* Extracts from a graphics dataset *
# # # # #
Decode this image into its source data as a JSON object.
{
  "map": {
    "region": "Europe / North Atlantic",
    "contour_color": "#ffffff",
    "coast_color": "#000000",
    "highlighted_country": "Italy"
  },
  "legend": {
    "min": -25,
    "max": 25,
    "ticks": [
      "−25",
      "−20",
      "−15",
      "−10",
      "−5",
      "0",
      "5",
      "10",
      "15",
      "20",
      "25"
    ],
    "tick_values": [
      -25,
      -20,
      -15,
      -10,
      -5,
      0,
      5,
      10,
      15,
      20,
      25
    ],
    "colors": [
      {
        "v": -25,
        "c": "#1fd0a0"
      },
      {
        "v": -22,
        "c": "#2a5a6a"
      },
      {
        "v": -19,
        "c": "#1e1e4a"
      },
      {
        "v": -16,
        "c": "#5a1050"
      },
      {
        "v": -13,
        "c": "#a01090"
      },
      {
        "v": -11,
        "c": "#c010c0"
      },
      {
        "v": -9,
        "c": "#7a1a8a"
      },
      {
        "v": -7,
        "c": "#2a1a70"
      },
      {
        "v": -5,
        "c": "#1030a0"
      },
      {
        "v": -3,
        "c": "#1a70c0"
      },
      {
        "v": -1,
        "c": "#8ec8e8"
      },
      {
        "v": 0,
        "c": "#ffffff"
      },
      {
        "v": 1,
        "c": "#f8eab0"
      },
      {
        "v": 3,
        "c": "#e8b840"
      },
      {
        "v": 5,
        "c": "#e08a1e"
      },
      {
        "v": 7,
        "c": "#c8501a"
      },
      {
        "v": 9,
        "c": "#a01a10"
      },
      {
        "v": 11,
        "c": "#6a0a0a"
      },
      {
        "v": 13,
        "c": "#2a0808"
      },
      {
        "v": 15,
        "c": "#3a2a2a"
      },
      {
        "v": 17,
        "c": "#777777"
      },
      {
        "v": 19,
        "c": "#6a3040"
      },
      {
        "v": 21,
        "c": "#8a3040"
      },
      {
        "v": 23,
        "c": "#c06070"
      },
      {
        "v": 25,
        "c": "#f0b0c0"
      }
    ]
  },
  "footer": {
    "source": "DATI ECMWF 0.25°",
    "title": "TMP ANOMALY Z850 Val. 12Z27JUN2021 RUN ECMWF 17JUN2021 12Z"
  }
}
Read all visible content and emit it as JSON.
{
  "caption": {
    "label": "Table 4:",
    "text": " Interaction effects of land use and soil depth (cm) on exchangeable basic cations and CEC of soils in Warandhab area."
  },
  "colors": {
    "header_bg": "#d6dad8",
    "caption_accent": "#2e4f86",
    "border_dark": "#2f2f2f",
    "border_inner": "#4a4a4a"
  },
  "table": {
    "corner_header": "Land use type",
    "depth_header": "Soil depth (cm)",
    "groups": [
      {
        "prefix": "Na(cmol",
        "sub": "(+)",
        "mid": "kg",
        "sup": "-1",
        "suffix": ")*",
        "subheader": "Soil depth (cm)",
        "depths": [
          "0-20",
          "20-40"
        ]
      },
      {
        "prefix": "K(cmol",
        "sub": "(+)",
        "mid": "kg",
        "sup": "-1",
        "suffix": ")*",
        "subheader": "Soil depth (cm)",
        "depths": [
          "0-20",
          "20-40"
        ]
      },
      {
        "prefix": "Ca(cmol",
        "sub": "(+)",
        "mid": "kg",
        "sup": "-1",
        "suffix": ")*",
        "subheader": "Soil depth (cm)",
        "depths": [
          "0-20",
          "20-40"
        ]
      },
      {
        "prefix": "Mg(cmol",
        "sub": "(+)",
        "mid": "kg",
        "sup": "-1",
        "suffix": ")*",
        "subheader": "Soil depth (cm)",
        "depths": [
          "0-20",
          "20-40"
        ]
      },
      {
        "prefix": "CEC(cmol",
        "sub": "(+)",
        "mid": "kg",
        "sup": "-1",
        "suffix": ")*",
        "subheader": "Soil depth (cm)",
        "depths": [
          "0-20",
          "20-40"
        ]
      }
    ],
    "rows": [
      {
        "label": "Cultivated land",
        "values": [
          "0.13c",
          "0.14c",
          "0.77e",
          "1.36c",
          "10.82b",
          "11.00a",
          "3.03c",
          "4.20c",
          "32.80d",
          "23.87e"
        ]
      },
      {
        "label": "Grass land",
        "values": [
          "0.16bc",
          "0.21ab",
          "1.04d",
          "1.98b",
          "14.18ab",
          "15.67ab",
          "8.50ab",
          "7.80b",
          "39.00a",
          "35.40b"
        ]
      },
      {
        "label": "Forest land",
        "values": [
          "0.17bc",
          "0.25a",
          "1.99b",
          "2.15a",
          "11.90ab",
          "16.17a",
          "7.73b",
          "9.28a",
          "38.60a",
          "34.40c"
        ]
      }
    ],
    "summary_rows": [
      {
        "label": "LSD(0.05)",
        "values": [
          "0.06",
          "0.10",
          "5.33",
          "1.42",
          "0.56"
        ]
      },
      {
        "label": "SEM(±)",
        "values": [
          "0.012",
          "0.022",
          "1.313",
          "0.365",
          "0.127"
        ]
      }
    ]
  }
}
# # # # #
* Exercise directions *
Transcribe all entries exactly as they are given.

* Response for this exercise *
Decode this image into its source data as a JSON object.
{
  "map": {
    "region": "Europe / North Atlantic",
    "contour_color": "#ffffff",
    "coast_color": "#000000",
    "highlighted_country": "Italy"
  },
  "legend": {
    "min": -25,
    "max": 25,
    "ticks": [
      "−25",
      "−20",
      "−15",
      "−10",
      "−5",
      "0",
      "5",
      "10",
      "15",
      "20",
      "25"
    ],
    "tick_values": [
      -25,
      -20,
      -15,
      -10,
      -5,
      0,
      5,
      10,
      15,
      20,
      25
    ],
    "colors": [
      {
        "v": -25,
        "c": "#1fd0a0"
      },
      {
        "v": -22,
        "c": "#2a5a6a"
      },
      {
        "v": -19,
        "c": "#1e1e4a"
      },
      {
        "v": -16,
        "c": "#5a1050"
      },
      {
        "v": -13,
        "c": "#a01090"
      },
      {
        "v": -11,
        "c": "#c010c0"
      },
      {
        "v": -9,
        "c": "#7a1a8a"
      },
      {
        "v": -7,
        "c": "#2a1a70"
      },
      {
        "v": -5,
        "c": "#1030a0"
      },
      {
        "v": -3,
        "c": "#1a70c0"
      },
      {
        "v": -1,
        "c": "#8ec8e8"
      },
      {
        "v": 0,
        "c": "#ffffff"
      },
      {
        "v": 1,
        "c": "#f8eab0"
      },
      {
        "v": 3,
        "c": "#e8b840"
      },
      {
        "v": 5,
        "c": "#e08a1e"
      },
      {
        "v": 7,
        "c": "#c8501a"
      },
      {
        "v": 9,
        "c": "#a01a10"
      },
      {
        "v": 11,
        "c": "#6a0a0a"
      },
      {
        "v": 13,
        "c": "#2a0808"
      },
      {
        "v": 15,
        "c": "#3a2a2a"
      },
      {
        "v": 17,
        "c": "#777777"
      },
      {
        "v": 19,
        "c": "#6a3040"
      },
      {
        "v": 21,
        "c": "#8a3040"
      },
      {
        "v": 23,
        "c": "#c06070"
      },
      {
        "v": 25,
        "c": "#f0b0c0"
      }
    ]
  },
  "footer": {
    "source": "DATI ECMWF 0.25°",
    "title": "TMP ANOMALY Z850 Val. 12Z27JUN2021 RUN ECMWF 17JUN2021 12Z"
  }
}
Read all visible content and emit it as JSON.
{
  "caption": {
    "label": "Table 4:",
    "text": " Interaction effects of land use and soil depth (cm) on exchangeable basic cations and CEC of soils in Warandhab area."
  },
  "colors": {
    "header_bg": "#d6dad8",
    "caption_accent": "#2e4f86",
    "border_dark": "#2f2f2f",
    "border_inner": "#4a4a4a"
  },
  "table": {
    "corner_header": "Land use type",
    "depth_header": "Soil depth (cm)",
    "groups": [
      {
        "prefix": "Na(cmol",
        "sub": "(+)",
        "mid": "kg",
        "sup": "-1",
        "suffix": ")*",
        "subheader": "Soil depth (cm)",
        "depths": [
          "0-20",
          "20-40"
        ]
      },
      {
        "prefix": "K(cmol",
        "sub": "(+)",
        "mid": "kg",
        "sup": "-1",
        "suffix": ")*",
        "subheader": "Soil depth (cm)",
        "depths": [
          "0-20",
          "20-40"
        ]
      },
      {
        "prefix": "Ca(cmol",
        "sub": "(+)",
        "mid": "kg",
        "sup": "-1",
        "suffix": ")*",
        "subheader": "Soil depth (cm)",
        "depths": [
          "0-20",
          "20-40"
        ]
      },
      {
        "prefix": "Mg(cmol",
        "sub": "(+)",
        "mid": "kg",
        "sup": "-1",
        "suffix": ")*",
        "subheader": "Soil depth (cm)",
        "depths": [
          "0-20",
          "20-40"
        ]
      },
      {
        "prefix": "CEC(cmol",
        "sub": "(+)",
        "mid": "kg",
        "sup": "-1",
        "suffix": ")*",
        "subheader": "Soil depth (cm)",
        "depths": [
          "0-20",
          "20-40"
        ]
      }
    ],
    "rows": [
      {
        "label": "Cultivated land",
        "values": [
          "0.13c",
          "0.14c",
          "0.77e",
          "1.36c",
          "10.82b",
          "11.00a",
          "3.03c",
          "4.20c",
          "32.80d",
          "23.87e"
        ]
      },
      {
        "label": "Grass land",
        "values": [
          "0.16bc",
          "0.21ab",
          "1.04d",
          "1.98b",
          "14.18ab",
          "15.67ab",
          "8.50ab",
          "7.80b",
          "39.00a",
          "35.40b"
        ]
      },
      {
        "label": "Forest land",
        "values": [
          "0.17bc",
          "0.25a",
          "1.99b",
          "2.15a",
          "11.90ab",
          "16.17a",
          "7.73b",
          "9.28a",
          "38.60a",
          "34.40c"
        ]
      }
    ],
    "summary_rows": [
      {
        "label": "LSD(0.05)",
        "values": [
          "0.06",
          "0.10",
          "5.33",
          "1.42",
          "0.56"
        ]
      },
      {
        "label": "SEM(±)",
        "values": [
          "0.012",
          "0.022",
          "1.313",
          "0.365",
          "0.127"
        ]
      }
    ]
  }
}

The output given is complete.